The exercise ▸ Report how many lines contain "name"; state the number and nothing else.

Data items ▸

=-=-=-=-=

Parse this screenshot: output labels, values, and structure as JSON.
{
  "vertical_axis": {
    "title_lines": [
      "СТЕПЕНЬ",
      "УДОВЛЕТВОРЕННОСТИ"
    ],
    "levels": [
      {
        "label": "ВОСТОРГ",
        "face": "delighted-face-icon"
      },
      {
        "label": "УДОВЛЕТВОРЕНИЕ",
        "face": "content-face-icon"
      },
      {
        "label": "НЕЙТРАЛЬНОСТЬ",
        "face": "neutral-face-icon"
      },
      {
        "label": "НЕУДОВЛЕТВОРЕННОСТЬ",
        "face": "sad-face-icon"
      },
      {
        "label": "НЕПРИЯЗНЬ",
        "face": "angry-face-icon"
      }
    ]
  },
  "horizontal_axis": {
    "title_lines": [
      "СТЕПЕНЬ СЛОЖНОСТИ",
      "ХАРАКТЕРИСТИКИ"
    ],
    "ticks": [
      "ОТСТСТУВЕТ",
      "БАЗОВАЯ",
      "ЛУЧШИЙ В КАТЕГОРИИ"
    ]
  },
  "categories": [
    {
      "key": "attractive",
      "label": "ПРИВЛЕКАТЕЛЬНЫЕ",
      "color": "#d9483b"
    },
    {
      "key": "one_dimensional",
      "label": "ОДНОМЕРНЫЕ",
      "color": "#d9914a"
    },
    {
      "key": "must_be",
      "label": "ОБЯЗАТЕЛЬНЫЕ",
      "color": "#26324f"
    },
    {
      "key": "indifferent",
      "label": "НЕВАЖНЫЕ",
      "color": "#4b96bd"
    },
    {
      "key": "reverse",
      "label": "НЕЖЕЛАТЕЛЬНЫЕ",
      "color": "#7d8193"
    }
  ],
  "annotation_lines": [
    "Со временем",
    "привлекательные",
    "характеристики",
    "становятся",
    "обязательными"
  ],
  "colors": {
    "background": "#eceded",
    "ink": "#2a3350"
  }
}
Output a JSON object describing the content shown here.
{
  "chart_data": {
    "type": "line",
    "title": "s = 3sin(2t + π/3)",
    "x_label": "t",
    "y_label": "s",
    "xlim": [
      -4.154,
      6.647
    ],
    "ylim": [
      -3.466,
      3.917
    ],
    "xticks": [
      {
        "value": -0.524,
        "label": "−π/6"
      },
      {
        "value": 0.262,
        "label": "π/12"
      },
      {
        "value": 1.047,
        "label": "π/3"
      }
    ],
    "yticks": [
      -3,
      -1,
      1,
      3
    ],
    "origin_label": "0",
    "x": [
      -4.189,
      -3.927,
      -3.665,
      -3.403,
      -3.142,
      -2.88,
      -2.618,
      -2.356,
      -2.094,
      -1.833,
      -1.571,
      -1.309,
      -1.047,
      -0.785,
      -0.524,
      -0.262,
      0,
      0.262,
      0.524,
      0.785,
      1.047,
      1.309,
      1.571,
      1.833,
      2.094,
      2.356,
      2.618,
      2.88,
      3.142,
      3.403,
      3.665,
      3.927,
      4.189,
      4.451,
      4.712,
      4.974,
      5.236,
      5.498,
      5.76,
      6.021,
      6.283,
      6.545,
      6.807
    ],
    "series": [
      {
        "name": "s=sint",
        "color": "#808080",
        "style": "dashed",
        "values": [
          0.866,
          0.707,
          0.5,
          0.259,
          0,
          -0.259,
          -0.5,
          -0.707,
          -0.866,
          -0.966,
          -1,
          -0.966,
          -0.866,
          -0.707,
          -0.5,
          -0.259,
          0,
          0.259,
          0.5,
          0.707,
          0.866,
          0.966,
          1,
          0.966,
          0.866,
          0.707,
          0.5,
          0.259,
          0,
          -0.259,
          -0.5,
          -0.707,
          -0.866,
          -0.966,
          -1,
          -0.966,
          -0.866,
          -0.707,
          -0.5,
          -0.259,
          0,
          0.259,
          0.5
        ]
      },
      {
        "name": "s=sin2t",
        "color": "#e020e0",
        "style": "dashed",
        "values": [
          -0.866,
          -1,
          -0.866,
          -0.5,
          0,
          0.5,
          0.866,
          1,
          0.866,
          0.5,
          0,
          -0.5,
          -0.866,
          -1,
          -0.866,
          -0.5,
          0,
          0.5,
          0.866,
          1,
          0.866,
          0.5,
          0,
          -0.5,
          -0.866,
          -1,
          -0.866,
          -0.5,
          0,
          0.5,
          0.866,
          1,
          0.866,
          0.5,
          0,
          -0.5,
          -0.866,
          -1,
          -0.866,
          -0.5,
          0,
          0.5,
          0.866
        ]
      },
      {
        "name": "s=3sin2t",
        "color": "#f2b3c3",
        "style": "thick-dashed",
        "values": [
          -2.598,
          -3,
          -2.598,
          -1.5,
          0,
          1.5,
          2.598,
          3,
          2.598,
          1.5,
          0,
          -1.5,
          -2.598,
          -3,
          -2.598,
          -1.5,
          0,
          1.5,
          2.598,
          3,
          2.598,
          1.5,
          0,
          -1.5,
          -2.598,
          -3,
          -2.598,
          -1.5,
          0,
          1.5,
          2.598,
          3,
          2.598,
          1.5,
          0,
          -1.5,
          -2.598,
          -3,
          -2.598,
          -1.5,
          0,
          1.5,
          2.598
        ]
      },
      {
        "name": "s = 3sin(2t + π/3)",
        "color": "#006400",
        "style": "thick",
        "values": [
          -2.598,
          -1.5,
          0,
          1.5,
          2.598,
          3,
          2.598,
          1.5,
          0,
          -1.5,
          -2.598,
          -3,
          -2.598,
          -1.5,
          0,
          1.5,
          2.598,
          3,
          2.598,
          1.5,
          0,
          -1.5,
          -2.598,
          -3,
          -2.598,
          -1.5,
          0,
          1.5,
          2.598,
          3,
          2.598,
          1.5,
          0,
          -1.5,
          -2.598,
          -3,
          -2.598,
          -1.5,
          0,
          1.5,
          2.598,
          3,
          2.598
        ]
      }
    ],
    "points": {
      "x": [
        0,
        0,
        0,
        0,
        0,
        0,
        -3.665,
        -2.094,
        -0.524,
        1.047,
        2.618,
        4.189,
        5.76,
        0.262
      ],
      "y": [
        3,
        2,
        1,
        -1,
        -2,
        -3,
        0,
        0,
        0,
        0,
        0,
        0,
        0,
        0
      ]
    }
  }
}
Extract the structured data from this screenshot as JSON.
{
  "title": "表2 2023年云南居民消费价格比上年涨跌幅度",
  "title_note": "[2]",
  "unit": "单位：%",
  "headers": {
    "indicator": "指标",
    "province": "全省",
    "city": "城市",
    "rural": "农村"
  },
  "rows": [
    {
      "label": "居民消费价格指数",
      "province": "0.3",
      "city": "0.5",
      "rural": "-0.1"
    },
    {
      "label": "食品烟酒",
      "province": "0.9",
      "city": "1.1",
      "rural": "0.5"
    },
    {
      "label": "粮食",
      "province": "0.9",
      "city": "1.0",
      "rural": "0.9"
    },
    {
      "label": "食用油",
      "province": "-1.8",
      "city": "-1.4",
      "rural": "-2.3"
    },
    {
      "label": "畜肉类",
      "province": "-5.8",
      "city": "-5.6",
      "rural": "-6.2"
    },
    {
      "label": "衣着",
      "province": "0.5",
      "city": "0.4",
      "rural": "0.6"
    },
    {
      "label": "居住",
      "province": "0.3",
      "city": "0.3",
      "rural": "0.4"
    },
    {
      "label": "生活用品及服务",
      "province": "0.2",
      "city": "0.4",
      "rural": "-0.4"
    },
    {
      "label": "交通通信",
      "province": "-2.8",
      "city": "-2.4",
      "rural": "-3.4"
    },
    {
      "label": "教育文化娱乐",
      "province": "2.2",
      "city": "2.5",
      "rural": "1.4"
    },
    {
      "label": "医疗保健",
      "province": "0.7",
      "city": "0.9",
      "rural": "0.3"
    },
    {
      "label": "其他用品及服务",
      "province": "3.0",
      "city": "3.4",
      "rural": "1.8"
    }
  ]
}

=-=-=-=-=

Task answer ▸ 4